Reproduisez mot pour mot toutes les lignes du matériel ci-dessous, sans en changer un seul caractère.
━━ Extraits du matériel ━━
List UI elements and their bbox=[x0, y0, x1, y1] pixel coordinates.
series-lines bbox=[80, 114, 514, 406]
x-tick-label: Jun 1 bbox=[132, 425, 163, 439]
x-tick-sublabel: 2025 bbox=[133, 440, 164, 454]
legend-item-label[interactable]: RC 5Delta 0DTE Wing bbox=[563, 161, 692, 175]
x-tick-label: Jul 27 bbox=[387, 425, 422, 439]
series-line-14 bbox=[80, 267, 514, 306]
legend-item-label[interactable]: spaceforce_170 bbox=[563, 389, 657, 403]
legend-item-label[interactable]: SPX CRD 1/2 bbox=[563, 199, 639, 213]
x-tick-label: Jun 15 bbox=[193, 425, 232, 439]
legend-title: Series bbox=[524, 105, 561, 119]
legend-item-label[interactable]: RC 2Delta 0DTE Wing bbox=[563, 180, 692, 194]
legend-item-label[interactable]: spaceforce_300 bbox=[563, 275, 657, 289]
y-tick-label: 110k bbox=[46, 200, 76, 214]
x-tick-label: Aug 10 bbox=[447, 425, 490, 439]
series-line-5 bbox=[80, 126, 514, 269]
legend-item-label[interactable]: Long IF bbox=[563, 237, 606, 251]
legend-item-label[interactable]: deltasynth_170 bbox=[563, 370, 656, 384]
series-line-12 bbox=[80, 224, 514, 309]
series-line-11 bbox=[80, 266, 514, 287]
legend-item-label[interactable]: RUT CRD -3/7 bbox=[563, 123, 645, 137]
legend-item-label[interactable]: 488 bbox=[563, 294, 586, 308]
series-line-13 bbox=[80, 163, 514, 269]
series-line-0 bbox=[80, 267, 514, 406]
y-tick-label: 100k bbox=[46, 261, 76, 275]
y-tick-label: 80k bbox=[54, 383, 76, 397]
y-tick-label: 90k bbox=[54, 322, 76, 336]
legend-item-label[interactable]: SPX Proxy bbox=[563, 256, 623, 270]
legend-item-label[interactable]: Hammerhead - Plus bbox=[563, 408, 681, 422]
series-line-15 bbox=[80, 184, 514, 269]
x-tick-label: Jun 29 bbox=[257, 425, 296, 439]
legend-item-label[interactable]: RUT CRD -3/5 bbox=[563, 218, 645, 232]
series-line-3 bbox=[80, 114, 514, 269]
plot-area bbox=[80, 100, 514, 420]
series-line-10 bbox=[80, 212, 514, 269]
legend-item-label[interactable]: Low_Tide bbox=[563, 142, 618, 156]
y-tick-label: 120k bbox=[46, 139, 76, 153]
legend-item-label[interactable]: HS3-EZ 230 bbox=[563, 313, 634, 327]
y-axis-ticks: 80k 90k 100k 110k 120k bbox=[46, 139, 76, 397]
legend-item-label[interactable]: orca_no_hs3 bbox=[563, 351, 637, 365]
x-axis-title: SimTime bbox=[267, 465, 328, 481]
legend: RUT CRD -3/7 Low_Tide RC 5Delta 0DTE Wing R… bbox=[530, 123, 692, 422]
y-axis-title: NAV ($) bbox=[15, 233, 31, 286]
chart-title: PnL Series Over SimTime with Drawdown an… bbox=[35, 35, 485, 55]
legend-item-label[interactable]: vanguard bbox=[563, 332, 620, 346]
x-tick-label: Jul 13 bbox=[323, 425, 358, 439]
━━━
◆ Réponse ◆
List UI elements and their bbox=[x0, y0, x1, y1] pixel coordinates.
series-lines bbox=[80, 114, 514, 406]
x-tick-label: Jun 1 bbox=[132, 425, 163, 439]
x-tick-sublabel: 2025 bbox=[133, 440, 164, 454]
legend-item-label[interactable]: RC 5Delta 0DTE Wing bbox=[563, 161, 692, 175]
x-tick-label: Jul 27 bbox=[387, 425, 422, 439]
series-line-14 bbox=[80, 267, 514, 306]
legend-item-label[interactable]: spaceforce_170 bbox=[563, 389, 657, 403]
legend-item-label[interactable]: SPX CRD 1/2 bbox=[563, 199, 639, 213]
x-tick-label: Jun 15 bbox=[193, 425, 232, 439]
legend-title: Series bbox=[524, 105, 561, 119]
legend-item-label[interactable]: RC 2Delta 0DTE Wing bbox=[563, 180, 692, 194]
legend-item-label[interactable]: spaceforce_300 bbox=[563, 275, 657, 289]
y-tick-label: 110k bbox=[46, 200, 76, 214]
x-tick-label: Aug 10 bbox=[447, 425, 490, 439]
series-line-5 bbox=[80, 126, 514, 269]
legend-item-label[interactable]: Long IF bbox=[563, 237, 606, 251]
legend-item-label[interactable]: deltasynth_170 bbox=[563, 370, 656, 384]
series-line-12 bbox=[80, 224, 514, 309]
series-line-11 bbox=[80, 266, 514, 287]
legend-item-label[interactable]: RUT CRD -3/7 bbox=[563, 123, 645, 137]
legend-item-label[interactable]: 488 bbox=[563, 294, 586, 308]
series-line-13 bbox=[80, 163, 514, 269]
series-line-0 bbox=[80, 267, 514, 406]
y-tick-label: 100k bbox=[46, 261, 76, 275]
y-tick-label: 80k bbox=[54, 383, 76, 397]
y-tick-label: 90k bbox=[54, 322, 76, 336]
legend-item-label[interactable]: SPX Proxy bbox=[563, 256, 623, 270]
legend-item-label[interactable]: Hammerhead - Plus bbox=[563, 408, 681, 422]
series-line-15 bbox=[80, 184, 514, 269]
x-tick-label: Jun 29 bbox=[257, 425, 296, 439]
legend-item-label[interactable]: RUT CRD -3/5 bbox=[563, 218, 645, 232]
series-line-3 bbox=[80, 114, 514, 269]
plot-area bbox=[80, 100, 514, 420]
series-line-10 bbox=[80, 212, 514, 269]
legend-item-label[interactable]: Low_Tide bbox=[563, 142, 618, 156]
y-tick-label: 120k bbox=[46, 139, 76, 153]
legend-item-label[interactable]: HS3-EZ 230 bbox=[563, 313, 634, 327]
y-axis-ticks: 80k 90k 100k 110k 120k bbox=[46, 139, 76, 397]
legend-item-label[interactable]: orca_no_hs3 bbox=[563, 351, 637, 365]
x-axis-title: SimTime bbox=[267, 465, 328, 481]
legend: RUT CRD -3/7 Low_Tide RC 5Delta 0DTE Wing R… bbox=[530, 123, 692, 422]
y-axis-title: NAV ($) bbox=[15, 233, 31, 286]
chart-title: PnL Series Over SimTime with Drawdown an… bbox=[35, 35, 485, 55]
legend-item-label[interactable]: vanguard bbox=[563, 332, 620, 346]
x-tick-label: Jul 13 bbox=[323, 425, 358, 439]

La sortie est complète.